• [REQUIRED WORK] Give the number of lines in the data that hold the word "ready", and nothing else.

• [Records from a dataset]
######

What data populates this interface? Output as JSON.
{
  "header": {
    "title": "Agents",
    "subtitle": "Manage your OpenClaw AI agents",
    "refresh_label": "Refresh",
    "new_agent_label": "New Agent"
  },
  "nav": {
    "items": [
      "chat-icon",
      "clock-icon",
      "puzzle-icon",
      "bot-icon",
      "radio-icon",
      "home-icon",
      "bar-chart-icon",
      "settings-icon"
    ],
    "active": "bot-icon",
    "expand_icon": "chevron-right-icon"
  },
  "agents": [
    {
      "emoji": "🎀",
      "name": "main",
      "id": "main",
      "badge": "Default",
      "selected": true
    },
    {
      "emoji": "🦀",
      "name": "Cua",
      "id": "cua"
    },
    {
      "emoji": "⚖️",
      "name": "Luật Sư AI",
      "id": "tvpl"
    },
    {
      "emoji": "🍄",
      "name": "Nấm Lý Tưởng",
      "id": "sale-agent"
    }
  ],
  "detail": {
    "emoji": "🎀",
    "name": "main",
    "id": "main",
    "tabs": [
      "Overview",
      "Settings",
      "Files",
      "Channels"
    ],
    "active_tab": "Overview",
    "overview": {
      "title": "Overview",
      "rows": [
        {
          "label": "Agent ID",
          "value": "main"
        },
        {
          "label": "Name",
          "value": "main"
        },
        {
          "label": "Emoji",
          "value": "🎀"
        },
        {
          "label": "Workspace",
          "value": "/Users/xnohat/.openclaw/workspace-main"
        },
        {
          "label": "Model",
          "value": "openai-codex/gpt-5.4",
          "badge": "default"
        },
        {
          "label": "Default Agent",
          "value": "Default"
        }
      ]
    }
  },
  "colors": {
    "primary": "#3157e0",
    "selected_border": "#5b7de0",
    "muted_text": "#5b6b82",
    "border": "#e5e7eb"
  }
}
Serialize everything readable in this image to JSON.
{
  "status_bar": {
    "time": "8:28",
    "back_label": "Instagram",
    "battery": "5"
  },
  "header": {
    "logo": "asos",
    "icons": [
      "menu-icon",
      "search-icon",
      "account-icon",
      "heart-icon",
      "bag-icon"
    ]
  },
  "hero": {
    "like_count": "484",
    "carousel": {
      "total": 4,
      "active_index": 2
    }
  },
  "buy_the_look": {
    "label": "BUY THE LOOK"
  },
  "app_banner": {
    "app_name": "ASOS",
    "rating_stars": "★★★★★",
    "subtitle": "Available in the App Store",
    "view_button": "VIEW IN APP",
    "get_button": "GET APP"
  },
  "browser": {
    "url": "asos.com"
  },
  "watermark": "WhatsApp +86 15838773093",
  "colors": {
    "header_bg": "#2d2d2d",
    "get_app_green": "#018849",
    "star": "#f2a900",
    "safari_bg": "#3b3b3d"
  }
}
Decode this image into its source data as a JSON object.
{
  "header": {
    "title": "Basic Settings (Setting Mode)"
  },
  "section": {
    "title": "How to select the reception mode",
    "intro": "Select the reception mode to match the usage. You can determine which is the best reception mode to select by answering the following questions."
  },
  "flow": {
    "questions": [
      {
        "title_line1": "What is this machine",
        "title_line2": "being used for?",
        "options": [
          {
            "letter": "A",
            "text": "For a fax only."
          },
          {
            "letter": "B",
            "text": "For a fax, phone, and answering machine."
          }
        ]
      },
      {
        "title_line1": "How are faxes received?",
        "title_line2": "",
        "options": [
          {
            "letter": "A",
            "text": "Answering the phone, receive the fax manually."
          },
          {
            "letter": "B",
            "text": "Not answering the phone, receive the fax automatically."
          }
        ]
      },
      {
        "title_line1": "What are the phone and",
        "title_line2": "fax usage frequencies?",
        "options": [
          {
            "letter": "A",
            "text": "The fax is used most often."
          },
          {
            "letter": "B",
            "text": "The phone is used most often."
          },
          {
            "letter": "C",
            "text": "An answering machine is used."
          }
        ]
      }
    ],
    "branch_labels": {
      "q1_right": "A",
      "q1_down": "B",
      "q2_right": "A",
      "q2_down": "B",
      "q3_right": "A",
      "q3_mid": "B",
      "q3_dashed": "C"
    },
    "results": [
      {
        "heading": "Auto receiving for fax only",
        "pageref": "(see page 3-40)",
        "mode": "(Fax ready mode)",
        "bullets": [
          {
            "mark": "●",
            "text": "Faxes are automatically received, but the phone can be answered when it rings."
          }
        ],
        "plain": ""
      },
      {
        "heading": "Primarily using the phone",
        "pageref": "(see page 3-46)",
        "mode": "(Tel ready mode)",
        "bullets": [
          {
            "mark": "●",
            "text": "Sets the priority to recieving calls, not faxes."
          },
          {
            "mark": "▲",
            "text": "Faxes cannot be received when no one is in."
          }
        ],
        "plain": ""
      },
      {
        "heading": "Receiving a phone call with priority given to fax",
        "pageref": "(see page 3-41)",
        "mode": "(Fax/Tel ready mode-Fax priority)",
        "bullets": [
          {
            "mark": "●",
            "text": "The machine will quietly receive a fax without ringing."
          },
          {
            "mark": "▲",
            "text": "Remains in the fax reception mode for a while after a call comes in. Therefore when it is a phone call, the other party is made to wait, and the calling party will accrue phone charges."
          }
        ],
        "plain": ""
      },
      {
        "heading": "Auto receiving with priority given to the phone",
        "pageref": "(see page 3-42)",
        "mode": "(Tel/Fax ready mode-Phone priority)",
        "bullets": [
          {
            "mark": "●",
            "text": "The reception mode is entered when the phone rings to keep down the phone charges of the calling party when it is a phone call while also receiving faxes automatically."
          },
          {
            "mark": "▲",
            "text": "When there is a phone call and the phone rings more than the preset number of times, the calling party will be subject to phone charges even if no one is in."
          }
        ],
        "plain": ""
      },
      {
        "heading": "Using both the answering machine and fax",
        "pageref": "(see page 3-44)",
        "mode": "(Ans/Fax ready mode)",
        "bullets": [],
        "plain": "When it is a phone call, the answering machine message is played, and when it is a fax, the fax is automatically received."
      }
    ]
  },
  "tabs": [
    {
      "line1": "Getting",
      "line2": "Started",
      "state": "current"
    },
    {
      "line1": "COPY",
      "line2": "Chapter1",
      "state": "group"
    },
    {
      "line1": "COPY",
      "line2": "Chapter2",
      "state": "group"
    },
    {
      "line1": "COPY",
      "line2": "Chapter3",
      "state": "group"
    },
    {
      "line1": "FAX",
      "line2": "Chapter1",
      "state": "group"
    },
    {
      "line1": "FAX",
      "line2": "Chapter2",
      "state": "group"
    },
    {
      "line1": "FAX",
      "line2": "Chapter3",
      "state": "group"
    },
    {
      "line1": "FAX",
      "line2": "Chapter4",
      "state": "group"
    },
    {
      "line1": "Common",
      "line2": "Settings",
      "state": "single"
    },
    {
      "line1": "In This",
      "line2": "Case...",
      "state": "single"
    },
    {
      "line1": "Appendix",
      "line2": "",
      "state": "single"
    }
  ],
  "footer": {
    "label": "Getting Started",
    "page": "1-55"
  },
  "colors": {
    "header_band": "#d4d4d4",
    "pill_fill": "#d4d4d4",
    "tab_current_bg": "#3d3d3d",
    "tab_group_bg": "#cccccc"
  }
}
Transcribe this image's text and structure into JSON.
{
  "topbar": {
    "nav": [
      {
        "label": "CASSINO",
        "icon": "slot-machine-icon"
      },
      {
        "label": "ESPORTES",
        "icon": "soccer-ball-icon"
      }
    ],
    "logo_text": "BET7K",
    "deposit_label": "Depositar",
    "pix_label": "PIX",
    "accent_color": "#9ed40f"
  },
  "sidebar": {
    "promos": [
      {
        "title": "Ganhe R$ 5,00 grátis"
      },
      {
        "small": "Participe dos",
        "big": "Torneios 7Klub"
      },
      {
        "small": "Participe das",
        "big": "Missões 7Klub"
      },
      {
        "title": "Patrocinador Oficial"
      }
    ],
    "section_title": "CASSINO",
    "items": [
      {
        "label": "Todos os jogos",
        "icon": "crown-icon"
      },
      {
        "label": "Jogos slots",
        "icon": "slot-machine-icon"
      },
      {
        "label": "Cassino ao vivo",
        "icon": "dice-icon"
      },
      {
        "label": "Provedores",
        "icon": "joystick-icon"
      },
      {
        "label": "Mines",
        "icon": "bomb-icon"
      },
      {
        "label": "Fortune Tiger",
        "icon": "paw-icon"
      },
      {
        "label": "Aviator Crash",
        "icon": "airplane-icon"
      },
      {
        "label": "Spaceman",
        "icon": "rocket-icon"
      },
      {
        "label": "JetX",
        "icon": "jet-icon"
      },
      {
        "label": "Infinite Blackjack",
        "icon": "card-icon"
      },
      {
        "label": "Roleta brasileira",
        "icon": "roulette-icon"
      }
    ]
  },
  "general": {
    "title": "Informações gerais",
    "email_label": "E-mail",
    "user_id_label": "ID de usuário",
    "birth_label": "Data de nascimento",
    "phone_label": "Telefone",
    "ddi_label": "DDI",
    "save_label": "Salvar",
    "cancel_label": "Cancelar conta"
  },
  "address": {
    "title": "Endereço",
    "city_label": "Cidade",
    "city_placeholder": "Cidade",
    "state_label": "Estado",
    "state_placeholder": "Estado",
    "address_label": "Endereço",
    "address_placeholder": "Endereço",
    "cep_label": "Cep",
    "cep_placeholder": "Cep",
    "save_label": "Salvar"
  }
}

######

• [TASK RESPONSE] 5